▶ _Goal_: Restate the records in their entirety, word for word.

BEGIN

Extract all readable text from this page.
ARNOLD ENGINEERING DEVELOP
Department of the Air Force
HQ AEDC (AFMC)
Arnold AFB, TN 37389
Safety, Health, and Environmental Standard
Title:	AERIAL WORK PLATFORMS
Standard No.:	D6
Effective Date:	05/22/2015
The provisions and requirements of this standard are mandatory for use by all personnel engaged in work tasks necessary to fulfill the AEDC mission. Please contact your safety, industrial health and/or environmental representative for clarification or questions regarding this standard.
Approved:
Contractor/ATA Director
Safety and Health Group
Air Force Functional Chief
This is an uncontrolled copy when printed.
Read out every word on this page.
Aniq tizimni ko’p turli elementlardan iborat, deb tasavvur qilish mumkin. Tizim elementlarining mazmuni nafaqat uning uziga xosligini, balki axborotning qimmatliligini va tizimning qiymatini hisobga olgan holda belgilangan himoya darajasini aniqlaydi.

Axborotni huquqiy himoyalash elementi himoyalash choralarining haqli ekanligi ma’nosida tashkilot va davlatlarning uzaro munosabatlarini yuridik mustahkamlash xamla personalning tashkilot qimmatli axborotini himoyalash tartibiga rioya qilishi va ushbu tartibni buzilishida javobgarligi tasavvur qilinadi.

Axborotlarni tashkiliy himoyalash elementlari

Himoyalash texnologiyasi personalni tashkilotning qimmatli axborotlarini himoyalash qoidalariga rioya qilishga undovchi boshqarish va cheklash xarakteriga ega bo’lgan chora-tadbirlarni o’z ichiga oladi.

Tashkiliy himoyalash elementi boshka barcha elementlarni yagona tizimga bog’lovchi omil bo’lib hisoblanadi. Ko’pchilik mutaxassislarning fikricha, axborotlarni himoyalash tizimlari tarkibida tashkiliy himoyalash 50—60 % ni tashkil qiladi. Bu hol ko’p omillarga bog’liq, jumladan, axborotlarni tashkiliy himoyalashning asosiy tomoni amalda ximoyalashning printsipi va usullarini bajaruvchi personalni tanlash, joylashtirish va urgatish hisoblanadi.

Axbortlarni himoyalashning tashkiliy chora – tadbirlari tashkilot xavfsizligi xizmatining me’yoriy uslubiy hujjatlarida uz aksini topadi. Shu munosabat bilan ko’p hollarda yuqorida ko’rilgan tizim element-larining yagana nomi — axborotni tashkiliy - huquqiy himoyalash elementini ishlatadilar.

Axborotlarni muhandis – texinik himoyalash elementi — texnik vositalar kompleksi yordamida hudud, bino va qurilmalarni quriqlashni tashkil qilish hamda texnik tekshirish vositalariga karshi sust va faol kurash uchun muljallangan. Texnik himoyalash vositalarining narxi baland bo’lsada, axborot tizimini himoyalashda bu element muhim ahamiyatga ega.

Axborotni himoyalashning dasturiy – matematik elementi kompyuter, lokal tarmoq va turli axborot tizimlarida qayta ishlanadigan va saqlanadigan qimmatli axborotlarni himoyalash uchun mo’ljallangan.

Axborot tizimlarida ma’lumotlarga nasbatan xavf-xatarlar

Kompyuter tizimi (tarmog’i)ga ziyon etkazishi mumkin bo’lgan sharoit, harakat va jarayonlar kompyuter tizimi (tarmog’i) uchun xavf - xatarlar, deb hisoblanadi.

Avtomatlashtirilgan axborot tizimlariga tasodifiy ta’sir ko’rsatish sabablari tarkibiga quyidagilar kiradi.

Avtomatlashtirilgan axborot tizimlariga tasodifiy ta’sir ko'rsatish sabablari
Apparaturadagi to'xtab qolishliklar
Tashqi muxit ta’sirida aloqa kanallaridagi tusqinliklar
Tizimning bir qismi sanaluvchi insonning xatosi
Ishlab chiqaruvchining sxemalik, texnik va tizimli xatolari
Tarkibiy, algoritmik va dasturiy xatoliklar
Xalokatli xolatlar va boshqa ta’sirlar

END

▶ _Reply_:
Extract all readable text from this page.
ARNOLD ENGINEERING DEVELOP
Department of the Air Force
HQ AEDC (AFMC)
Arnold AFB, TN 37389
Safety, Health, and Environmental Standard
Title:	AERIAL WORK PLATFORMS
Standard No.:	D6
Effective Date:	05/22/2015
The provisions and requirements of this standard are mandatory for use by all personnel engaged in work tasks necessary to fulfill the AEDC mission. Please contact your safety, industrial health and/or environmental representative for clarification or questions regarding this standard.
Approved:
Contractor/ATA Director
Safety and Health Group
Air Force Functional Chief
This is an uncontrolled copy when printed.
Read out every word on this page.
Aniq tizimni ko’p turli elementlardan iborat, deb tasavvur qilish mumkin. Tizim elementlarining mazmuni nafaqat uning uziga xosligini, balki axborotning qimmatliligini va tizimning qiymatini hisobga olgan holda belgilangan himoya darajasini aniqlaydi.

Axborotni huquqiy himoyalash elementi himoyalash choralarining haqli ekanligi ma’nosida tashkilot va davlatlarning uzaro munosabatlarini yuridik mustahkamlash xamla personalning tashkilot qimmatli axborotini himoyalash tartibiga rioya qilishi va ushbu tartibni buzilishida javobgarligi tasavvur qilinadi.

Axborotlarni tashkiliy himoyalash elementlari

Himoyalash texnologiyasi personalni tashkilotning qimmatli axborotlarini himoyalash qoidalariga rioya qilishga undovchi boshqarish va cheklash xarakteriga ega bo’lgan chora-tadbirlarni o’z ichiga oladi.

Tashkiliy himoyalash elementi boshka barcha elementlarni yagona tizimga bog’lovchi omil bo’lib hisoblanadi. Ko’pchilik mutaxassislarning fikricha, axborotlarni himoyalash tizimlari tarkibida tashkiliy himoyalash 50—60 % ni tashkil qiladi. Bu hol ko’p omillarga bog’liq, jumladan, axborotlarni tashkiliy himoyalashning asosiy tomoni amalda ximoyalashning printsipi va usullarini bajaruvchi personalni tanlash, joylashtirish va urgatish hisoblanadi.

Axbortlarni himoyalashning tashkiliy chora – tadbirlari tashkilot xavfsizligi xizmatining me’yoriy uslubiy hujjatlarida uz aksini topadi. Shu munosabat bilan ko’p hollarda yuqorida ko’rilgan tizim element-larining yagana nomi — axborotni tashkiliy - huquqiy himoyalash elementini ishlatadilar.

Axborotlarni muhandis – texinik himoyalash elementi — texnik vositalar kompleksi yordamida hudud, bino va qurilmalarni quriqlashni tashkil qilish hamda texnik tekshirish vositalariga karshi sust va faol kurash uchun muljallangan. Texnik himoyalash vositalarining narxi baland bo’lsada, axborot tizimini himoyalashda bu element muhim ahamiyatga ega.

Axborotni himoyalashning dasturiy – matematik elementi kompyuter, lokal tarmoq va turli axborot tizimlarida qayta ishlanadigan va saqlanadigan qimmatli axborotlarni himoyalash uchun mo’ljallangan.

Axborot tizimlarida ma’lumotlarga nasbatan xavf-xatarlar

Kompyuter tizimi (tarmog’i)ga ziyon etkazishi mumkin bo’lgan sharoit, harakat va jarayonlar kompyuter tizimi (tarmog’i) uchun xavf - xatarlar, deb hisoblanadi.

Avtomatlashtirilgan axborot tizimlariga tasodifiy ta’sir ko’rsatish sabablari tarkibiga quyidagilar kiradi.

Avtomatlashtirilgan axborot tizimlariga tasodifiy ta’sir ko'rsatish sabablari
Apparaturadagi to'xtab qolishliklar
Tashqi muxit ta’sirida aloqa kanallaridagi tusqinliklar
Tizimning bir qismi sanaluvchi insonning xatosi
Ishlab chiqaruvchining sxemalik, texnik va tizimli xatolari
Tarkibiy, algoritmik va dasturiy xatoliklar
Xalokatli xolatlar va boshqa ta’sirlar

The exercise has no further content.